───── Rows

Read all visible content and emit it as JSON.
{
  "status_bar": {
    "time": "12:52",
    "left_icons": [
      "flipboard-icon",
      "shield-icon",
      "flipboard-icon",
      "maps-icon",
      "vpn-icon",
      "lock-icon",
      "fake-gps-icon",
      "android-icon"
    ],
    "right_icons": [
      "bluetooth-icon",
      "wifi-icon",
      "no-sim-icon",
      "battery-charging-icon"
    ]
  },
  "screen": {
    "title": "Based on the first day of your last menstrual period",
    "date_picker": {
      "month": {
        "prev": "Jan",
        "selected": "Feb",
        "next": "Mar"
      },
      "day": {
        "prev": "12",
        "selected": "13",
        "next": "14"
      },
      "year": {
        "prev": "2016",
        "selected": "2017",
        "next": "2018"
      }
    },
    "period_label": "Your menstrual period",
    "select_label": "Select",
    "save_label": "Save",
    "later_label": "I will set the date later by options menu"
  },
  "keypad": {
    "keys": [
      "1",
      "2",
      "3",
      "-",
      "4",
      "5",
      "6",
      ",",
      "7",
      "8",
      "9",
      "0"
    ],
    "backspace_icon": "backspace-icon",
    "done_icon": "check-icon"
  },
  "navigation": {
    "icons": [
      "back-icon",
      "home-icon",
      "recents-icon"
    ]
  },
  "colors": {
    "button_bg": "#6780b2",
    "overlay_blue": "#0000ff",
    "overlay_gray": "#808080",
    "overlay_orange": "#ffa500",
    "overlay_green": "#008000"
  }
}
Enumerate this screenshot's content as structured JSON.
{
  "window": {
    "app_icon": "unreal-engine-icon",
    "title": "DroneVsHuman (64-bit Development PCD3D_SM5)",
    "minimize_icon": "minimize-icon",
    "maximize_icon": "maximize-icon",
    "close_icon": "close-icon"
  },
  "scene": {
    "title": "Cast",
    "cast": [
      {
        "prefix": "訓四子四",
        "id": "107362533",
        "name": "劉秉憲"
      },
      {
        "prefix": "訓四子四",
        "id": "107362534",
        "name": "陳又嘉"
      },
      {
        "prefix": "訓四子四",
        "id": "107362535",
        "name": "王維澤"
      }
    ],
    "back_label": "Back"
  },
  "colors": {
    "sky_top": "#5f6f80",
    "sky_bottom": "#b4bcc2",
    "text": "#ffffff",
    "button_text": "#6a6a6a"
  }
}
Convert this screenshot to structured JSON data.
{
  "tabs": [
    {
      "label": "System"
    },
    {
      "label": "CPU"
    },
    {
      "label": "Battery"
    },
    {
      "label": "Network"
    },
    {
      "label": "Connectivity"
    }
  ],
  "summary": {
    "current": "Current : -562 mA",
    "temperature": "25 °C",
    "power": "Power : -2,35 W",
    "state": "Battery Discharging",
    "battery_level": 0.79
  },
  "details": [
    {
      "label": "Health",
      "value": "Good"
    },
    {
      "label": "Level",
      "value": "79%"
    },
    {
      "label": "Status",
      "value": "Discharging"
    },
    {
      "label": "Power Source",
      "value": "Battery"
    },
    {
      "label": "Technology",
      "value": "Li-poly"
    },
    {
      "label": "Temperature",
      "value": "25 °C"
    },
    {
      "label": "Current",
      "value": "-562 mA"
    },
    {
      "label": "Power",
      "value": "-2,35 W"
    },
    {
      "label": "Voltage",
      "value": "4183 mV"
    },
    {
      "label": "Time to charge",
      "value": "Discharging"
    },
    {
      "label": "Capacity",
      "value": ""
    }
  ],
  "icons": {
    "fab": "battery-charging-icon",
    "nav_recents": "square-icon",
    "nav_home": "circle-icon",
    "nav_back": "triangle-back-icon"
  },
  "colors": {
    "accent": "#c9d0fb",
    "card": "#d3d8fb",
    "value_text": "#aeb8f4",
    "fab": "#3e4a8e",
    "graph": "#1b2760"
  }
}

──────────

## Objective
Set all of the entries down again, exactly as they were given.

## Task solution
Read all visible content and emit it as JSON.
{
  "status_bar": {
    "time": "12:52",
    "left_icons": [
      "flipboard-icon",
      "shield-icon",
      "flipboard-icon",
      "maps-icon",
      "vpn-icon",
      "lock-icon",
      "fake-gps-icon",
      "android-icon"
    ],
    "right_icons": [
      "bluetooth-icon",
      "wifi-icon",
      "no-sim-icon",
      "battery-charging-icon"
    ]
  },
  "screen": {
    "title": "Based on the first day of your last menstrual period",
    "date_picker": {
      "month": {
        "prev": "Jan",
        "selected": "Feb",
        "next": "Mar"
      },
      "day": {
        "prev": "12",
        "selected": "13",
        "next": "14"
      },
      "year": {
        "prev": "2016",
        "selected": "2017",
        "next": "2018"
      }
    },
    "period_label": "Your menstrual period",
    "select_label": "Select",
    "save_label": "Save",
    "later_label": "I will set the date later by options menu"
  },
  "keypad": {
    "keys": [
      "1",
      "2",
      "3",
      "-",
      "4",
      "5",
      "6",
      ",",
      "7",
      "8",
      "9",
      "0"
    ],
    "backspace_icon": "backspace-icon",
    "done_icon": "check-icon"
  },
  "navigation": {
    "icons": [
      "back-icon",
      "home-icon",
      "recents-icon"
    ]
  },
  "colors": {
    "button_bg": "#6780b2",
    "overlay_blue": "#0000ff",
    "overlay_gray": "#808080",
    "overlay_orange": "#ffa500",
    "overlay_green": "#008000"
  }
}
Enumerate this screenshot's content as structured JSON.
{
  "window": {
    "app_icon": "unreal-engine-icon",
    "title": "DroneVsHuman (64-bit Development PCD3D_SM5)",
    "minimize_icon": "minimize-icon",
    "maximize_icon": "maximize-icon",
    "close_icon": "close-icon"
  },
  "scene": {
    "title": "Cast",
    "cast": [
      {
        "prefix": "訓四子四",
        "id": "107362533",
        "name": "劉秉憲"
      },
      {
        "prefix": "訓四子四",
        "id": "107362534",
        "name": "陳又嘉"
      },
      {
        "prefix": "訓四子四",
        "id": "107362535",
        "name": "王維澤"
      }
    ],
    "back_label": "Back"
  },
  "colors": {
    "sky_top": "#5f6f80",
    "sky_bottom": "#b4bcc2",
    "text": "#ffffff",
    "button_text": "#6a6a6a"
  }
}
Convert this screenshot to structured JSON data.
{
  "tabs": [
    {
      "label": "System"
    },
    {
      "label": "CPU"
    },
    {
      "label": "Battery"
    },
    {
      "label": "Network"
    },
    {
      "label": "Connectivity"
    }
  ],
  "summary": {
    "current": "Current : -562 mA",
    "temperature": "25 °C",
    "power": "Power : -2,35 W",
    "state": "Battery Discharging",
    "battery_level": 0.79
  },
  "details": [
    {
      "label": "Health",
      "value": "Good"
    },
    {
      "label": "Level",
      "value": "79%"
    },
    {
      "label": "Status",
      "value": "Discharging"
    },
    {
      "label": "Power Source",
      "value": "Battery"
    },
    {
      "label": "Technology",
      "value": "Li-poly"
    },
    {
      "label": "Temperature",
      "value": "25 °C"
    },
    {
      "label": "Current",
      "value": "-562 mA"
    },
    {
      "label": "Power",
      "value": "-2,35 W"
    },
    {
      "label": "Voltage",
      "value": "4183 mV"
    },
    {
      "label": "Time to charge",
      "value": "Discharging"
    },
    {
      "label": "Capacity",
      "value": ""
    }
  ],
  "icons": {
    "fab": "battery-charging-icon",
    "nav_recents": "square-icon",
    "nav_home": "circle-icon",
    "nav_back": "triangle-back-icon"
  },
  "colors": {
    "accent": "#c9d0fb",
    "card": "#d3d8fb",
    "value_text": "#aeb8f4",
    "fab": "#3e4a8e",
    "graph": "#1b2760"
  }
}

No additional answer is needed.